Problem details » Seek out every line containing the word "RIWAYAT", and copy each.

Data supplied »
* * * *

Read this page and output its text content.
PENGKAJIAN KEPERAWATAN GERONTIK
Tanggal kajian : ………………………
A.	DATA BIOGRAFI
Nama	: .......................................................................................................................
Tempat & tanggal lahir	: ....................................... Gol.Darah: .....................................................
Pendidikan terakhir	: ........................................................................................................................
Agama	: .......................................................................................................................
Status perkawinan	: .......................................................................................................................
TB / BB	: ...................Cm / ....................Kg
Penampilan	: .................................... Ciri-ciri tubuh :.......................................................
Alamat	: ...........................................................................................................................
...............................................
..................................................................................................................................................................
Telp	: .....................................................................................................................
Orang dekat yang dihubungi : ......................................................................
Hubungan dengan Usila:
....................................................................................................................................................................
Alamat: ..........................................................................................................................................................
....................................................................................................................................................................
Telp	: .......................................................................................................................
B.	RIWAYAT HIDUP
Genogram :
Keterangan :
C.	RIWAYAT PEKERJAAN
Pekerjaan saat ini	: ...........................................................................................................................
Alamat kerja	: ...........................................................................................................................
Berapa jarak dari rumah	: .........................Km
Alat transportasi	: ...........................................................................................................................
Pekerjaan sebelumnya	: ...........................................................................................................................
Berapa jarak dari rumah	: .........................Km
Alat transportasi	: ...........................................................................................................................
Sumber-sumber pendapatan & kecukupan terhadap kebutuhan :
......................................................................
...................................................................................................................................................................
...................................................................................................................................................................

* * * *

Output for this task »
B.	RIWAYAT HIDUP
C.	RIWAYAT PEKERJAAN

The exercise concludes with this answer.